[TO DO] Below is a set of records; restate each one word for word.

[RECORDS FOR THE EXERCISE]
..............................
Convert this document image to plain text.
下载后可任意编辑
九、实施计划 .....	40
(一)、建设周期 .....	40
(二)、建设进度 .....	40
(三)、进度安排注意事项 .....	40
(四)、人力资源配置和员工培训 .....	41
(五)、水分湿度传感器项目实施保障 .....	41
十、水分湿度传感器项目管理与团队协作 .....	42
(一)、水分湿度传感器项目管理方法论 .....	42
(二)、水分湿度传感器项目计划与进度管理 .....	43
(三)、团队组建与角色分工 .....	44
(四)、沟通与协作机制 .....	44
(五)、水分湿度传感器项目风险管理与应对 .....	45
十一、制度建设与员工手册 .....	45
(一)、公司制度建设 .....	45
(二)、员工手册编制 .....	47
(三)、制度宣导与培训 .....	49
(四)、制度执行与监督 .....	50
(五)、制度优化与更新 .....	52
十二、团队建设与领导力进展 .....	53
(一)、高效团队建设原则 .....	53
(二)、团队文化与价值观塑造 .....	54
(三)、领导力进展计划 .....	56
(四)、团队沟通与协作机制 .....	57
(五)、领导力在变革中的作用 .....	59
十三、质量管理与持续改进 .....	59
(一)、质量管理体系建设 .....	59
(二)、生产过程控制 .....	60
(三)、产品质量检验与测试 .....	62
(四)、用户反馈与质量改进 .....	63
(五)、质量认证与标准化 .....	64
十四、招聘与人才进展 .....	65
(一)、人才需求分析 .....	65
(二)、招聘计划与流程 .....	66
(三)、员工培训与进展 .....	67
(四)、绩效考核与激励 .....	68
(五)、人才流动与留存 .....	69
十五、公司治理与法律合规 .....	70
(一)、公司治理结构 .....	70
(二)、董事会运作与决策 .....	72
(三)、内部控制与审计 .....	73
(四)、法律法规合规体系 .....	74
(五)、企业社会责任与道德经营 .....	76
..............................
[RESULT OF THE EXERCISE]
Convert this document image to plain text.
下载后可任意编辑
九、实施计划 .....	40
(一)、建设周期 .....	40
(二)、建设进度 .....	40
(三)、进度安排注意事项 .....	40
(四)、人力资源配置和员工培训 .....	41
(五)、水分湿度传感器项目实施保障 .....	41
十、水分湿度传感器项目管理与团队协作 .....	42
(一)、水分湿度传感器项目管理方法论 .....	42
(二)、水分湿度传感器项目计划与进度管理 .....	43
(三)、团队组建与角色分工 .....	44
(四)、沟通与协作机制 .....	44
(五)、水分湿度传感器项目风险管理与应对 .....	45
十一、制度建设与员工手册 .....	45
(一)、公司制度建设 .....	45
(二)、员工手册编制 .....	47
(三)、制度宣导与培训 .....	49
(四)、制度执行与监督 .....	50
(五)、制度优化与更新 .....	52
十二、团队建设与领导力进展 .....	53
(一)、高效团队建设原则 .....	53
(二)、团队文化与价值观塑造 .....	54
(三)、领导力进展计划 .....	56
(四)、团队沟通与协作机制 .....	57
(五)、领导力在变革中的作用 .....	59
十三、质量管理与持续改进 .....	59
(一)、质量管理体系建设 .....	59
(二)、生产过程控制 .....	60
(三)、产品质量检验与测试 .....	62
(四)、用户反馈与质量改进 .....	63
(五)、质量认证与标准化 .....	64
十四、招聘与人才进展 .....	65
(一)、人才需求分析 .....	65
(二)、招聘计划与流程 .....	66
(三)、员工培训与进展 .....	67
(四)、绩效考核与激励 .....	68
(五)、人才流动与留存 .....	69
十五、公司治理与法律合规 .....	70
(一)、公司治理结构 .....	70
(二)、董事会运作与决策 .....	72
(三)、内部控制与审计 .....	73
(四)、法律法规合规体系 .....	74
(五)、企业社会责任与道德经营 .....	76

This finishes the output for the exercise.